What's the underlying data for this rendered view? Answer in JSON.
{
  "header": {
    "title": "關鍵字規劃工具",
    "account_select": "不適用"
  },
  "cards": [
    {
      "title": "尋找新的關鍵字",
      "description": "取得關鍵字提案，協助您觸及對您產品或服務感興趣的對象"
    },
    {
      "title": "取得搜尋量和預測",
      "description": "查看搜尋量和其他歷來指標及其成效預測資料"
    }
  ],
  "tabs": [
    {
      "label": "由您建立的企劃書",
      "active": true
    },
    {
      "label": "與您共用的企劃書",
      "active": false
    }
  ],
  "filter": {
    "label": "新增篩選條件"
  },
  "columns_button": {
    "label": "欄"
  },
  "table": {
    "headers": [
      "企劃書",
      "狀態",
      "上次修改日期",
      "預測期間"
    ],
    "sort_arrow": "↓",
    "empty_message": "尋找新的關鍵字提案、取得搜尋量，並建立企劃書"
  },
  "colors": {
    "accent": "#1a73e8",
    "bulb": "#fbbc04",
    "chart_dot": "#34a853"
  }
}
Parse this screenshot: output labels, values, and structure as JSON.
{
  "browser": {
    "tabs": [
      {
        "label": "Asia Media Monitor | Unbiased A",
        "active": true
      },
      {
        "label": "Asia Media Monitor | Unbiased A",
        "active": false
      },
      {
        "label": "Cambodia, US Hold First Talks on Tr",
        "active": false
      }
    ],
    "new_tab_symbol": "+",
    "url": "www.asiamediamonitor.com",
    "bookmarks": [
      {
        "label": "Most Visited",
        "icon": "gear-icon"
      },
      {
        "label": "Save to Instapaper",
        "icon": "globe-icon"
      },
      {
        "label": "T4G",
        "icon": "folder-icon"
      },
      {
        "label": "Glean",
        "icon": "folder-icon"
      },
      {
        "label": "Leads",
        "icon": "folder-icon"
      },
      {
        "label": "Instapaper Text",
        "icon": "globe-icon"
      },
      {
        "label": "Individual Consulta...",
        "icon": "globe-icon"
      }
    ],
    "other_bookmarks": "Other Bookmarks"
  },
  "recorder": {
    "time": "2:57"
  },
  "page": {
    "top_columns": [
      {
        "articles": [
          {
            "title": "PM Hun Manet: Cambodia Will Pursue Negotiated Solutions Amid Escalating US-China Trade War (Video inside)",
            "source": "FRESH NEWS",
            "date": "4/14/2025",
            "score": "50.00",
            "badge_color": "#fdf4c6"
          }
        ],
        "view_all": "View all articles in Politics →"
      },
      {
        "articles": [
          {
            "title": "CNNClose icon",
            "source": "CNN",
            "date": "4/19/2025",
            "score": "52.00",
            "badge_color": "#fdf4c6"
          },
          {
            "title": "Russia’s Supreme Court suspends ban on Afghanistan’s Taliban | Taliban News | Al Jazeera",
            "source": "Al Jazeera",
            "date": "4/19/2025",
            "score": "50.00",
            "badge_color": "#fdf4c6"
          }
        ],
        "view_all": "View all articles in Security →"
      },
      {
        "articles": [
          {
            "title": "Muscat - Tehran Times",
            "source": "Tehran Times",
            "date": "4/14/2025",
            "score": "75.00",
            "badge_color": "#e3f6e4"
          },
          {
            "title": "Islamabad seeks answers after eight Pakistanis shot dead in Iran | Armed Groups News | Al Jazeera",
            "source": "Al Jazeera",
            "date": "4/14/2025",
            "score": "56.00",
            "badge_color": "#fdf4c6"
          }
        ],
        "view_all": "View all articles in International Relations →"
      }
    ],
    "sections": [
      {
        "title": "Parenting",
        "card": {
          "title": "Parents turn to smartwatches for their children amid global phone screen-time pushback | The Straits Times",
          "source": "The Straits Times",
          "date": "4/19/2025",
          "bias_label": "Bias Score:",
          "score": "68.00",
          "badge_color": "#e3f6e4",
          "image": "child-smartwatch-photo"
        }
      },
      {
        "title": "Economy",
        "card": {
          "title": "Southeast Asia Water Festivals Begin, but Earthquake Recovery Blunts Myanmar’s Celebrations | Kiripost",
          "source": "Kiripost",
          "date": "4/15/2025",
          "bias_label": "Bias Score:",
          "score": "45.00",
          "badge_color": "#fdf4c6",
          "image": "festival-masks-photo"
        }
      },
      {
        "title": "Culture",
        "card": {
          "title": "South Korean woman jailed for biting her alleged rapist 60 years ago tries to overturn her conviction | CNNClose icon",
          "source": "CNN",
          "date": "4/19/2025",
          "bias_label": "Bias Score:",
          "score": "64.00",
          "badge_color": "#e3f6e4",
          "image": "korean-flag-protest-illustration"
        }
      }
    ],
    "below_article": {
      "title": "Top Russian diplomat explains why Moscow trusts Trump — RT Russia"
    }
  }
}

+ + + + + + +

• TASK INSTRUCTIONS: Copy all of the material word for word.

• RESPONSE TO THE TASK:
What's the underlying data for this rendered view? Answer in JSON.
{
  "header": {
    "title": "關鍵字規劃工具",
    "account_select": "不適用"
  },
  "cards": [
    {
      "title": "尋找新的關鍵字",
      "description": "取得關鍵字提案，協助您觸及對您產品或服務感興趣的對象"
    },
    {
      "title": "取得搜尋量和預測",
      "description": "查看搜尋量和其他歷來指標及其成效預測資料"
    }
  ],
  "tabs": [
    {
      "label": "由您建立的企劃書",
      "active": true
    },
    {
      "label": "與您共用的企劃書",
      "active": false
    }
  ],
  "filter": {
    "label": "新增篩選條件"
  },
  "columns_button": {
    "label": "欄"
  },
  "table": {
    "headers": [
      "企劃書",
      "狀態",
      "上次修改日期",
      "預測期間"
    ],
    "sort_arrow": "↓",
    "empty_message": "尋找新的關鍵字提案、取得搜尋量，並建立企劃書"
  },
  "colors": {
    "accent": "#1a73e8",
    "bulb": "#fbbc04",
    "chart_dot": "#34a853"
  }
}
Parse this screenshot: output labels, values, and structure as JSON.
{
  "browser": {
    "tabs": [
      {
        "label": "Asia Media Monitor | Unbiased A",
        "active": true
      },
      {
        "label": "Asia Media Monitor | Unbiased A",
        "active": false
      },
      {
        "label": "Cambodia, US Hold First Talks on Tr",
        "active": false
      }
    ],
    "new_tab_symbol": "+",
    "url": "www.asiamediamonitor.com",
    "bookmarks": [
      {
        "label": "Most Visited",
        "icon": "gear-icon"
      },
      {
        "label": "Save to Instapaper",
        "icon": "globe-icon"
      },
      {
        "label": "T4G",
        "icon": "folder-icon"
      },
      {
        "label": "Glean",
        "icon": "folder-icon"
      },
      {
        "label": "Leads",
        "icon": "folder-icon"
      },
      {
        "label": "Instapaper Text",
        "icon": "globe-icon"
      },
      {
        "label": "Individual Consulta...",
        "icon": "globe-icon"
      }
    ],
    "other_bookmarks": "Other Bookmarks"
  },
  "recorder": {
    "time": "2:57"
  },
  "page": {
    "top_columns": [
      {
        "articles": [
          {
            "title": "PM Hun Manet: Cambodia Will Pursue Negotiated Solutions Amid Escalating US-China Trade War (Video inside)",
            "source": "FRESH NEWS",
            "date": "4/14/2025",
            "score": "50.00",
            "badge_color": "#fdf4c6"
          }
        ],
        "view_all": "View all articles in Politics →"
      },
      {
        "articles": [
          {
            "title": "CNNClose icon",
            "source": "CNN",
            "date": "4/19/2025",
            "score": "52.00",
            "badge_color": "#fdf4c6"
          },
          {
            "title": "Russia’s Supreme Court suspends ban on Afghanistan’s Taliban | Taliban News | Al Jazeera",
            "source": "Al Jazeera",
            "date": "4/19/2025",
            "score": "50.00",
            "badge_color": "#fdf4c6"
          }
        ],
        "view_all": "View all articles in Security →"
      },
      {
        "articles": [
          {
            "title": "Muscat - Tehran Times",
            "source": "Tehran Times",
            "date": "4/14/2025",
            "score": "75.00",
            "badge_color": "#e3f6e4"
          },
          {
            "title": "Islamabad seeks answers after eight Pakistanis shot dead in Iran | Armed Groups News | Al Jazeera",
            "source": "Al Jazeera",
            "date": "4/14/2025",
            "score": "56.00",
            "badge_color": "#fdf4c6"
          }
        ],
        "view_all": "View all articles in International Relations →"
      }
    ],
    "sections": [
      {
        "title": "Parenting",
        "card": {
          "title": "Parents turn to smartwatches for their children amid global phone screen-time pushback | The Straits Times",
          "source": "The Straits Times",
          "date": "4/19/2025",
          "bias_label": "Bias Score:",
          "score": "68.00",
          "badge_color": "#e3f6e4",
          "image": "child-smartwatch-photo"
        }
      },
      {
        "title": "Economy",
        "card": {
          "title": "Southeast Asia Water Festivals Begin, but Earthquake Recovery Blunts Myanmar’s Celebrations | Kiripost",
          "source": "Kiripost",
          "date": "4/15/2025",
          "bias_label": "Bias Score:",
          "score": "45.00",
          "badge_color": "#fdf4c6",
          "image": "festival-masks-photo"
        }
      },
      {
        "title": "Culture",
        "card": {
          "title": "South Korean woman jailed for biting her alleged rapist 60 years ago tries to overturn her conviction | CNNClose icon",
          "source": "CNN",
          "date": "4/19/2025",
          "bias_label": "Bias Score:",
          "score": "64.00",
          "badge_color": "#e3f6e4",
          "image": "korean-flag-protest-illustration"
        }
      }
    ],
    "below_article": {
      "title": "Top Russian diplomat explains why Moscow trusts Trump — RT Russia"
    }
  }
}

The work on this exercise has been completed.